#### Aim of the task:
Pick out all lines with the word "caption" from the records that follow.

#### Stored data:
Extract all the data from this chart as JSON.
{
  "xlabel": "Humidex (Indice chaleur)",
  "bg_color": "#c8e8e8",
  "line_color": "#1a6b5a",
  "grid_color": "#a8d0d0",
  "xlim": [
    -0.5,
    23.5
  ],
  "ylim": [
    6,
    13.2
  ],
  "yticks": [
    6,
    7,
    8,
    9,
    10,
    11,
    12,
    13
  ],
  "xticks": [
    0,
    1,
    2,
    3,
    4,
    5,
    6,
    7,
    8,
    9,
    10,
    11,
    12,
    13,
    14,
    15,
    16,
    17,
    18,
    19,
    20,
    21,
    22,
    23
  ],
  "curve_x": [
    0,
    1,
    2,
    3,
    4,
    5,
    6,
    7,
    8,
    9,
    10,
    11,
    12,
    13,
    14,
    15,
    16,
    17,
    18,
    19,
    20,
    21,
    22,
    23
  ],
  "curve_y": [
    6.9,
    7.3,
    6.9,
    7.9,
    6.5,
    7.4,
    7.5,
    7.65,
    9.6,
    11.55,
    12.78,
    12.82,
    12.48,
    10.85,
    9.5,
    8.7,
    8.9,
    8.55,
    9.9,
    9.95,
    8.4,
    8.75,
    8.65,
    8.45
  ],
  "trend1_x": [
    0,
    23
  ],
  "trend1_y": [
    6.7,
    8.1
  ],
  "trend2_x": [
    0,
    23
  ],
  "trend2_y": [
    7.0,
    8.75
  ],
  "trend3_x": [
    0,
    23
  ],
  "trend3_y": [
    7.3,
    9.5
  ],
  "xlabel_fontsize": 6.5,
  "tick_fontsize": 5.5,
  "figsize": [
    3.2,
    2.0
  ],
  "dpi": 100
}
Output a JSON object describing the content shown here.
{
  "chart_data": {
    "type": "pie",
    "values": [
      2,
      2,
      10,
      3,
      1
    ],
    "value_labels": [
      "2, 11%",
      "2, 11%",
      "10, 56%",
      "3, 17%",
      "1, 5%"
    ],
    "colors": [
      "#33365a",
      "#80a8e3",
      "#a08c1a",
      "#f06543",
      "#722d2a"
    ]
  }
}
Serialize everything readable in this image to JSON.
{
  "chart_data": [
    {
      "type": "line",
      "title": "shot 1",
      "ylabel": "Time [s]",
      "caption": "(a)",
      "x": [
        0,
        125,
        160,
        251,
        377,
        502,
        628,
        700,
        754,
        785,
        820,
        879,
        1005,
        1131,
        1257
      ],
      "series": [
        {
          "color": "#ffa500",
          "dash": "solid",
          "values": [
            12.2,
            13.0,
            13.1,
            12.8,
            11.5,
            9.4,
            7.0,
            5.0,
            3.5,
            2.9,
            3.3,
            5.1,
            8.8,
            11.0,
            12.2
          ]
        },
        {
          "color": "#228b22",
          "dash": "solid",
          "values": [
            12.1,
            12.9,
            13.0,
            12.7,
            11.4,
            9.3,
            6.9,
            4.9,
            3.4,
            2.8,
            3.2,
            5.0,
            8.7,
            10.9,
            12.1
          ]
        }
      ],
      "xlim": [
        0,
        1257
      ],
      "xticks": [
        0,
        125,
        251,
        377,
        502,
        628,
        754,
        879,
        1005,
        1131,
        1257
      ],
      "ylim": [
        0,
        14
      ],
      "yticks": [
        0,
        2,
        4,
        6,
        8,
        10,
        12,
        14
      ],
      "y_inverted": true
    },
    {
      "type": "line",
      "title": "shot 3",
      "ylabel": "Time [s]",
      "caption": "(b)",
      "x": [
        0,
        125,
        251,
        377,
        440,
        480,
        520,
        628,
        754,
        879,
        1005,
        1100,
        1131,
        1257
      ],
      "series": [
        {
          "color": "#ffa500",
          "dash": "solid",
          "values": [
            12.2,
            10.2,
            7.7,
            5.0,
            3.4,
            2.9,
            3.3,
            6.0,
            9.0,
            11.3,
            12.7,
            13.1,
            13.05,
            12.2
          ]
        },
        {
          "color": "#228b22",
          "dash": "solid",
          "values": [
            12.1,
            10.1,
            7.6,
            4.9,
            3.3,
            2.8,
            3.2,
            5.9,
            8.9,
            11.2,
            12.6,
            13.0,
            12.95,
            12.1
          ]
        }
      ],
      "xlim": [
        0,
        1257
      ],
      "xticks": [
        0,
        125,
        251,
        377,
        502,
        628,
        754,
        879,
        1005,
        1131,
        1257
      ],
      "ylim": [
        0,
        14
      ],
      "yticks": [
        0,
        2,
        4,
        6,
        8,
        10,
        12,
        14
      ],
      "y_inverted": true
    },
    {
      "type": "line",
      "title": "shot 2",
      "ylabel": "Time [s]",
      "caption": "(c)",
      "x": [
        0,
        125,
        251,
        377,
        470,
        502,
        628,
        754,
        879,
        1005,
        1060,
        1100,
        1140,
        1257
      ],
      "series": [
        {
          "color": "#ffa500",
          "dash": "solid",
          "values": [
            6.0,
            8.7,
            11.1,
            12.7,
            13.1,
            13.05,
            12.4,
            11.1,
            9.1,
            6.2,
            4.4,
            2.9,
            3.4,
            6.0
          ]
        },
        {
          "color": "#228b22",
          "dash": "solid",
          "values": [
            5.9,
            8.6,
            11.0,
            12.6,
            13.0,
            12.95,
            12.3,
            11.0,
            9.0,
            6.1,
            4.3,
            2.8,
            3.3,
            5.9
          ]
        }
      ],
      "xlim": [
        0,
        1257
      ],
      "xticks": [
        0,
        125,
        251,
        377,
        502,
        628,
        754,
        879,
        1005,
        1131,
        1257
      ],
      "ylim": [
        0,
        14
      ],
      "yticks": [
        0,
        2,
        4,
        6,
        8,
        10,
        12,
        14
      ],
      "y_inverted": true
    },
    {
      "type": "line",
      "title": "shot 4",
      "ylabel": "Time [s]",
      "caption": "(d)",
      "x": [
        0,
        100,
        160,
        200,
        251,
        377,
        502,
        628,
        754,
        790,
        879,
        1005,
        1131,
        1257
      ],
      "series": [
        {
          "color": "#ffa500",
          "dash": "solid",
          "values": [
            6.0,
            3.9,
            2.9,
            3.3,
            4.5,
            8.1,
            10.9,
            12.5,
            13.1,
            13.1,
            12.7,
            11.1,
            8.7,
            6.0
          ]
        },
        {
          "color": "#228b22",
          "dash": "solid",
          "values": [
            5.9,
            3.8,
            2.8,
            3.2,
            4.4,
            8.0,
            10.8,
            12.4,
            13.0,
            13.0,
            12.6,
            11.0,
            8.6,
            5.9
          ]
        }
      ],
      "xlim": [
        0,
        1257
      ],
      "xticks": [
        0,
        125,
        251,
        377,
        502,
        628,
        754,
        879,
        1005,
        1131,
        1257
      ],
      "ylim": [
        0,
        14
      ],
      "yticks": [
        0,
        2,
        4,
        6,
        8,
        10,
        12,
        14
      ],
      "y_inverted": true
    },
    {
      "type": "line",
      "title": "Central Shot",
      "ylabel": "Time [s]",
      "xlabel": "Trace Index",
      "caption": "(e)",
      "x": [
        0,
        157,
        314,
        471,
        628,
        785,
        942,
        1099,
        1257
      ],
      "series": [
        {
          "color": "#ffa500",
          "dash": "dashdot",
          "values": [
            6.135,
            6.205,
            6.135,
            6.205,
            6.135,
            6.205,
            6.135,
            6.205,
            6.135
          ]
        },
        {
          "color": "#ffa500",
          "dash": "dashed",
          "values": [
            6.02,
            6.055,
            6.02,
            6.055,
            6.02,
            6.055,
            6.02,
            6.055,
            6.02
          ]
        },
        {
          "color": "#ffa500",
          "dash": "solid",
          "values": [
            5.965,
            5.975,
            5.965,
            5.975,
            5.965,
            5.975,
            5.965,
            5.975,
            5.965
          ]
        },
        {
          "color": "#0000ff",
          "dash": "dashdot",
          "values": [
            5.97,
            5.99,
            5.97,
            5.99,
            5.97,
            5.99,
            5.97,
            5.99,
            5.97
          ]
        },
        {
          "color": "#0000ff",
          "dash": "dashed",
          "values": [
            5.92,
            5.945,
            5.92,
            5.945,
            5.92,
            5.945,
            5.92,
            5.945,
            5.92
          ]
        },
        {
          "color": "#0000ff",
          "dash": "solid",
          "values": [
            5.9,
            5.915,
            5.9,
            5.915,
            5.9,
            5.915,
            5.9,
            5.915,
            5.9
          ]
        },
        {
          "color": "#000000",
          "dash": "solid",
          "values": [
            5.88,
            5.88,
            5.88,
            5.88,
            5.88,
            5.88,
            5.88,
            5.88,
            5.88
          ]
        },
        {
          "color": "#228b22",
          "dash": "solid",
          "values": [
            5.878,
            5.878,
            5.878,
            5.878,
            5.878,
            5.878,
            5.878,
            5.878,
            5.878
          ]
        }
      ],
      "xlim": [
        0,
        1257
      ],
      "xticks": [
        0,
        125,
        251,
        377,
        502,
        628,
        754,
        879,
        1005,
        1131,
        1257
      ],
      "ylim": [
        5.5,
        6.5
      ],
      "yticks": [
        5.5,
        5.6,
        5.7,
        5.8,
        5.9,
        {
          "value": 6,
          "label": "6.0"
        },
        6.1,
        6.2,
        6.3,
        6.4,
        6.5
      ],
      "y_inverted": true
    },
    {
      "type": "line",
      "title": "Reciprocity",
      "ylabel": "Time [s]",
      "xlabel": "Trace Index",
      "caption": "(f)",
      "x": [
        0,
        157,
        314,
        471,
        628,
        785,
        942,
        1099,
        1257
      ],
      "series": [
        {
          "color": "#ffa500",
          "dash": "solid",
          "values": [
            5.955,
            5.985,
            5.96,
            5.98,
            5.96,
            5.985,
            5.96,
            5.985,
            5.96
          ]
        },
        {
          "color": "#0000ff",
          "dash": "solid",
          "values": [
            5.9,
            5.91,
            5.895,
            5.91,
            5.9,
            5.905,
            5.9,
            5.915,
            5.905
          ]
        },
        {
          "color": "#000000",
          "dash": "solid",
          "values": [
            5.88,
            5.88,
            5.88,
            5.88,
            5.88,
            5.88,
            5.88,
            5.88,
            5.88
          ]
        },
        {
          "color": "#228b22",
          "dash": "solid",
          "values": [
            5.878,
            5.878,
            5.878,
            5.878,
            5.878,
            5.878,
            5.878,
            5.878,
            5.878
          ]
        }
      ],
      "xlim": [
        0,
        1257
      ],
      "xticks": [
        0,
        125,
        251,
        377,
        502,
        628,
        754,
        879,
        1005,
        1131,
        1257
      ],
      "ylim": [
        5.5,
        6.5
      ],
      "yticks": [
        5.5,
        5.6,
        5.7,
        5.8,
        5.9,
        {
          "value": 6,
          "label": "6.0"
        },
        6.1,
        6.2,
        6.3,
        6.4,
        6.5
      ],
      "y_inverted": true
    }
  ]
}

#### Problem solution:
      "caption": "(a)",
      "caption": "(b)",
      "caption": "(c)",
      "caption": "(d)",
      "caption": "(e)",
      "caption": "(f)",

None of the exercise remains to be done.